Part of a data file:

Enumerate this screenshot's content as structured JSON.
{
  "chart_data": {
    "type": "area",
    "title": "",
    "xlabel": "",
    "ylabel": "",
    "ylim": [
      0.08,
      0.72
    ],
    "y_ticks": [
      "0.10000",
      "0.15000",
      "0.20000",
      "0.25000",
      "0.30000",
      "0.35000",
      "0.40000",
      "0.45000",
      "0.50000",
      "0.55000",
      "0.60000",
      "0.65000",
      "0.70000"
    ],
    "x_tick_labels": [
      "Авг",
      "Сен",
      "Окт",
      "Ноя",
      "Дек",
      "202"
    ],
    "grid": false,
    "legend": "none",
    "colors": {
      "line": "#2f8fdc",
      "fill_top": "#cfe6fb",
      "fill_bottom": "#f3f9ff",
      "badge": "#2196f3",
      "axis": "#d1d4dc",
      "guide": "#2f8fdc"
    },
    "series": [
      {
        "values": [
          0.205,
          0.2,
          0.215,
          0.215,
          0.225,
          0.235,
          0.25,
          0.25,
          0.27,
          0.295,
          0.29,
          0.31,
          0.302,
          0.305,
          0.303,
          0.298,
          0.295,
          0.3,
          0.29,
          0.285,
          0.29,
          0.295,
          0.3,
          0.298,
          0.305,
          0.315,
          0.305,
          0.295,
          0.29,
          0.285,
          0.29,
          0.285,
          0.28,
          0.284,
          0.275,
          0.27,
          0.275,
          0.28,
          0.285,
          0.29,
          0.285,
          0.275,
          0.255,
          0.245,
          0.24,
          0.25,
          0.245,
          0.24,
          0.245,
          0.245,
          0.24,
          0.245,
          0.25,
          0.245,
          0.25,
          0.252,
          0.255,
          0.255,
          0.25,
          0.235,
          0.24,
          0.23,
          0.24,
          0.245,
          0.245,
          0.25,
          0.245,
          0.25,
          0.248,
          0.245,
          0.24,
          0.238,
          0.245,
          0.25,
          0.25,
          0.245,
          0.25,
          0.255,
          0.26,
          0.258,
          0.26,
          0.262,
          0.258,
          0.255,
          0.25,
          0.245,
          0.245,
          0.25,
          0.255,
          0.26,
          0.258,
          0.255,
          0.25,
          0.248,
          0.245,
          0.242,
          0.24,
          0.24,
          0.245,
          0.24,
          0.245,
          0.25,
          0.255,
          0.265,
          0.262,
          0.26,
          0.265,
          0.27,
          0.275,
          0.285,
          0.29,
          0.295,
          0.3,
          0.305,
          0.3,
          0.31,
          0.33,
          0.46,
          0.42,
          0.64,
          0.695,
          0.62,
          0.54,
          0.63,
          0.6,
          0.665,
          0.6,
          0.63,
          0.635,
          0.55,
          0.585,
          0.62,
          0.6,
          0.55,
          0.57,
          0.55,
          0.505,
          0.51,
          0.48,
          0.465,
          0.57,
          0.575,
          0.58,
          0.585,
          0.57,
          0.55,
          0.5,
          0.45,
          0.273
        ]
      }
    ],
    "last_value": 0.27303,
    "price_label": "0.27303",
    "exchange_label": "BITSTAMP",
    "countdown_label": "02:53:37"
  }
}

- **Task statement**: Retype all of the material above with every character intact.

- **Reply**:
Enumerate this screenshot's content as structured JSON.
{
  "chart_data": {
    "type": "area",
    "title": "",
    "xlabel": "",
    "ylabel": "",
    "ylim": [
      0.08,
      0.72
    ],
    "y_ticks": [
      "0.10000",
      "0.15000",
      "0.20000",
      "0.25000",
      "0.30000",
      "0.35000",
      "0.40000",
      "0.45000",
      "0.50000",
      "0.55000",
      "0.60000",
      "0.65000",
      "0.70000"
    ],
    "x_tick_labels": [
      "Авг",
      "Сен",
      "Окт",
      "Ноя",
      "Дек",
      "202"
    ],
    "grid": false,
    "legend": "none",
    "colors": {
      "line": "#2f8fdc",
      "fill_top": "#cfe6fb",
      "fill_bottom": "#f3f9ff",
      "badge": "#2196f3",
      "axis": "#d1d4dc",
      "guide": "#2f8fdc"
    },
    "series": [
      {
        "values": [
          0.205,
          0.2,
          0.215,
          0.215,
          0.225,
          0.235,
          0.25,
          0.25,
          0.27,
          0.295,
          0.29,
          0.31,
          0.302,
          0.305,
          0.303,
          0.298,
          0.295,
          0.3,
          0.29,
          0.285,
          0.29,
          0.295,
          0.3,
          0.298,
          0.305,
          0.315,
          0.305,
          0.295,
          0.29,
          0.285,
          0.29,
          0.285,
          0.28,
          0.284,
          0.275,
          0.27,
          0.275,
          0.28,
          0.285,
          0.29,
          0.285,
          0.275,
          0.255,
          0.245,
          0.24,
          0.25,
          0.245,
          0.24,
          0.245,
          0.245,
          0.24,
          0.245,
          0.25,
          0.245,
          0.25,
          0.252,
          0.255,
          0.255,
          0.25,
          0.235,
          0.24,
          0.23,
          0.24,
          0.245,
          0.245,
          0.25,
          0.245,
          0.25,
          0.248,
          0.245,
          0.24,
          0.238,
          0.245,
          0.25,
          0.25,
          0.245,
          0.25,
          0.255,
          0.26,
          0.258,
          0.26,
          0.262,
          0.258,
          0.255,
          0.25,
          0.245,
          0.245,
          0.25,
          0.255,
          0.26,
          0.258,
          0.255,
          0.25,
          0.248,
          0.245,
          0.242,
          0.24,
          0.24,
          0.245,
          0.24,
          0.245,
          0.25,
          0.255,
          0.265,
          0.262,
          0.26,
          0.265,
          0.27,
          0.275,
          0.285,
          0.29,
          0.295,
          0.3,
          0.305,
          0.3,
          0.31,
          0.33,
          0.46,
          0.42,
          0.64,
          0.695,
          0.62,
          0.54,
          0.63,
          0.6,
          0.665,
          0.6,
          0.63,
          0.635,
          0.55,
          0.585,
          0.62,
          0.6,
          0.55,
          0.57,
          0.55,
          0.505,
          0.51,
          0.48,
          0.465,
          0.57,
          0.575,
          0.58,
          0.585,
          0.57,
          0.55,
          0.5,
          0.45,
          0.273
        ]
      }
    ],
    "last_value": 0.27303,
    "price_label": "0.27303",
    "exchange_label": "BITSTAMP",
    "countdown_label": "02:53:37"
  }
}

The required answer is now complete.